__The problem__: Reproduce the portion of the forum thread on saddle recommendations from "## jcd46 (Jul" to "really look sharp.", substituting "comfortable" for "comfy".

*** Selected excerpt

# WTB Kona Saddle to ...??



## targnik (Jan 11, 2014)

Think it might be time to upgrade my saddle.

The old WTB Kona has served me well, but - it's starting to creak a bit... rails are a little bent & it doesn't match current color scheme.

My philosophy re, saddles has always been :meh: it's a seat 

However, like a lot of things I've upgraded to... I can appreciate that there will be better options out there.

What saddles can my fellow Clydesdales recommend?

NB, it'll go on my AM HT...










T.I.A

Sent from my kltedv using Tapatalk


----------



## huckleberry hound (Feb 27, 2015)

You might give a Charge Spoon or a Madison Flux a try. They are both based on the old Selle Flite saddle. They are inexpensive and are also available in brown. I ran the Flux for a year and it was very comfortable.

*jcd46* put the brown Charge Spoon on his new rigid build and I believe that is the color scheme you are doing too with the brown grips. You can see it on his bike here http://forums.mtbr.com/passion/some-virgin-passion-moments-share-1040724.html#post13079013 .


----------



## jcd46 (Jul 25, 2012)

^^ sweet ride lol. Great Saddle btw very comfy only 2 rides on it but smooth and looks nice IMO. I had read so much about it, and went right along with what I needed. Grips are awesome too, great feel and for brown grips they really look sharp.


----------



## targnik (Jan 11, 2014)

******
*** Stored data

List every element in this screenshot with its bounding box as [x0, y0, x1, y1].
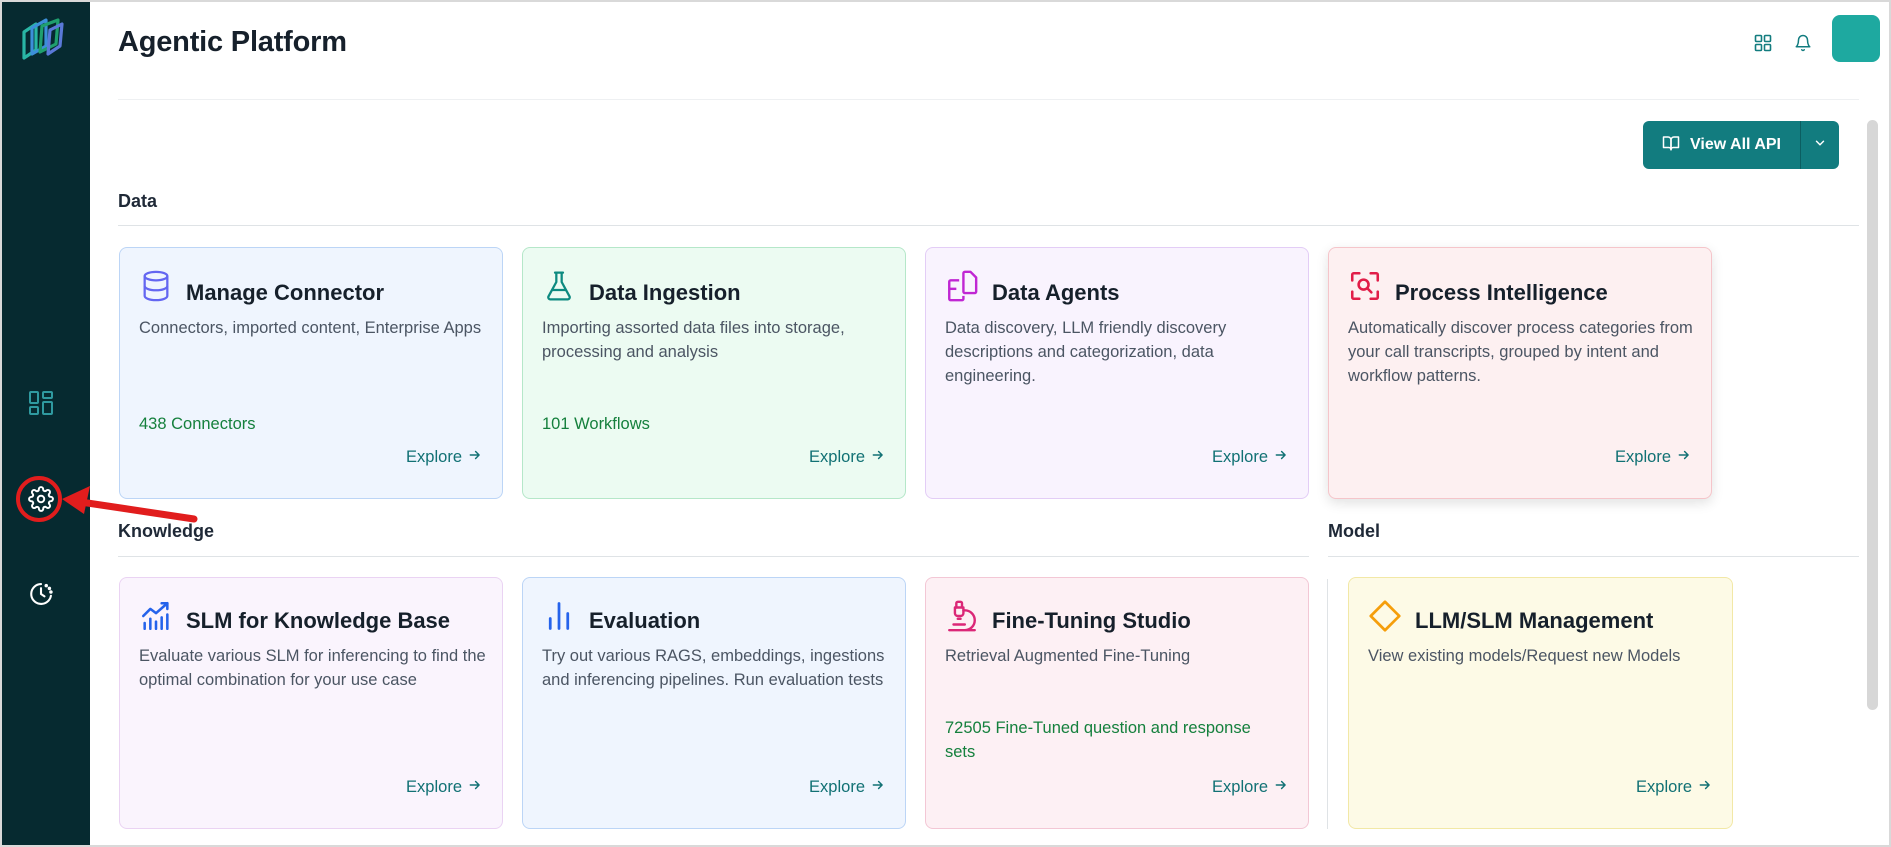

******

__Correct answer__:
## jcd46 (Jul 25, 2012)

^^ sweet ride lol. Great Saddle btw very comfortable only 2 rides on it but smooth and looks nice IMO. I had read so much about it, and went right along with what I needed. Grips are awesome too, great feel and for brown grips they really look sharp.